---- Passage given

Risk
5/10/2013
10:55 AM
50%
50%

British Universities Given Funds For Cyber Security Program

U.K. government provides grants to University of Oxford and Royal Holloway, University of London to fund doctoral programs in cyber security.

The U.K. government plans to offer a grant of £7.5 million ($11.5 million) to two British universities in order to train a new cohort of cyber security Ph.Ds.

The Royal Holloway college of the University of London and the University of Oxford -- which both already enjoy international reputations as centers of security research -- have been asked to recruit extra postgraduates to develop new ways of resisting cyber attacks.

Both institutions plan to set up new centers for doctoral training, or CDTs, in cyber security problems. At Oxford, the CDT will focus on big data-related security problems, exploring the best way to link physical and information security. Meanwhile, the Royal Holloway center will research cryptographic systems and protocols, telecommunication networks and critical infrastructure, and organizational processes and socio-technical systems.

--------
---- Entries supplied

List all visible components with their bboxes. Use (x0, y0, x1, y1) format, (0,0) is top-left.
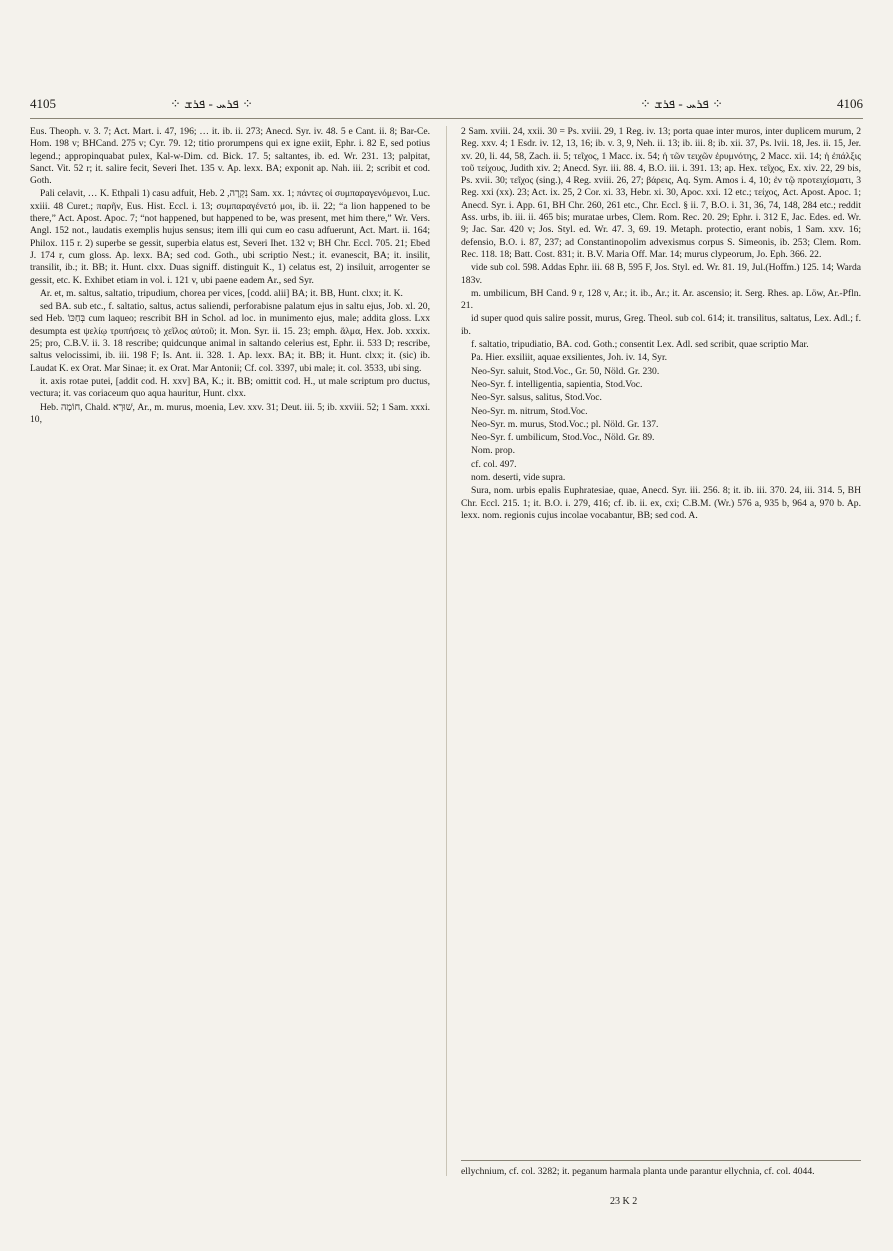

--------
---- Entries supplied

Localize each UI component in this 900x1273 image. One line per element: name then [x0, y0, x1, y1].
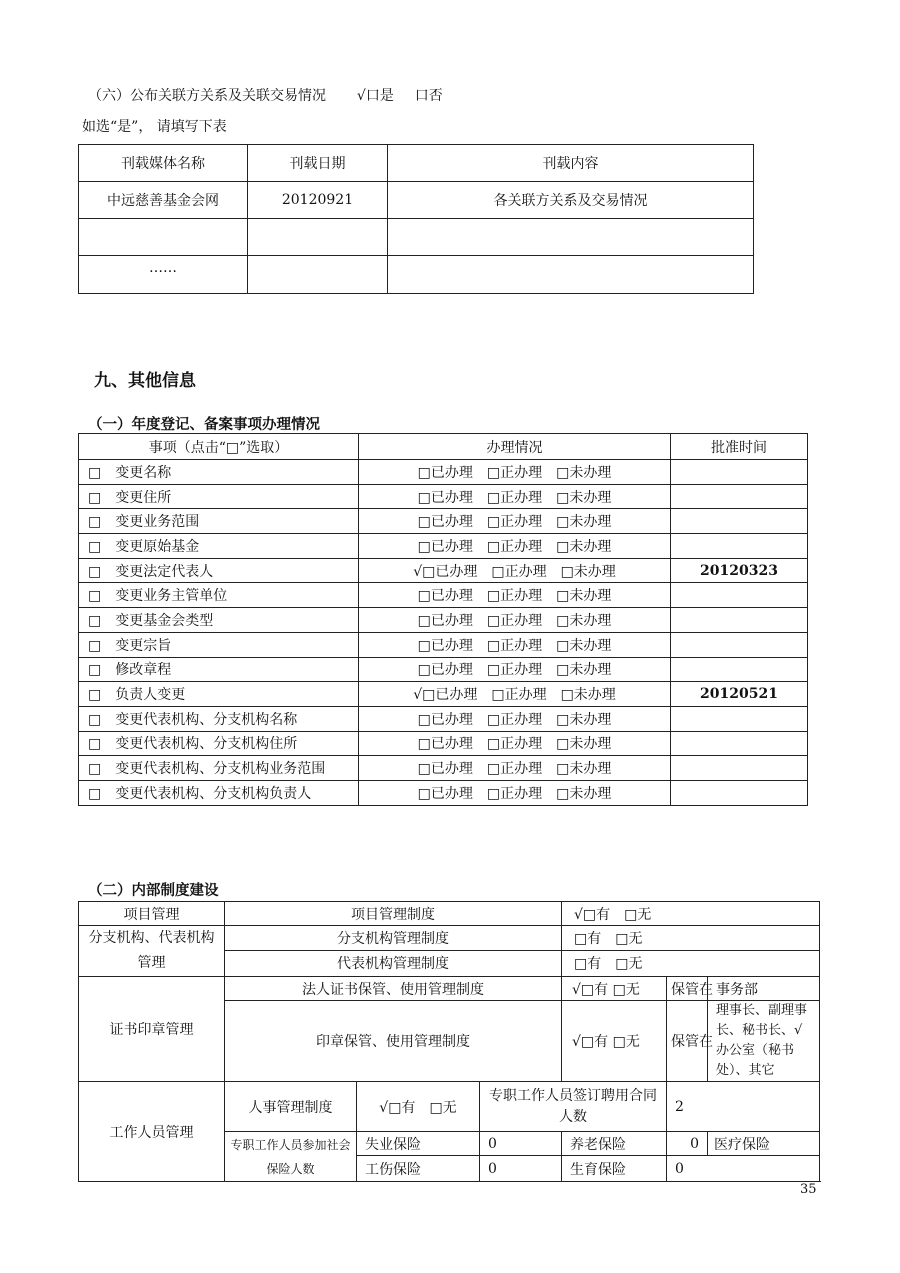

--------

▶ Brief
In the cyber security funding article, restate the part from "The Royal Holloway college" up to and including "and socio-technical systems.", substituting "doctoral students" for "postgraduates". None of the items matter here.

▶ Solution for this problem
The Royal Holloway college of the University of London and the University of Oxford -- which both already enjoy international reputations as centers of security research -- have been asked to recruit extra doctoral students to develop new ways of resisting cyber attacks.

Both institutions plan to set up new centers for doctoral training, or CDTs, in cyber security problems. At Oxford, the CDT will focus on big data-related security problems, exploring the best way to link physical and information security. Meanwhile, the Royal Holloway center will research cryptographic systems and protocols, telecommunication networks and critical infrastructure, and organizational processes and socio-technical systems.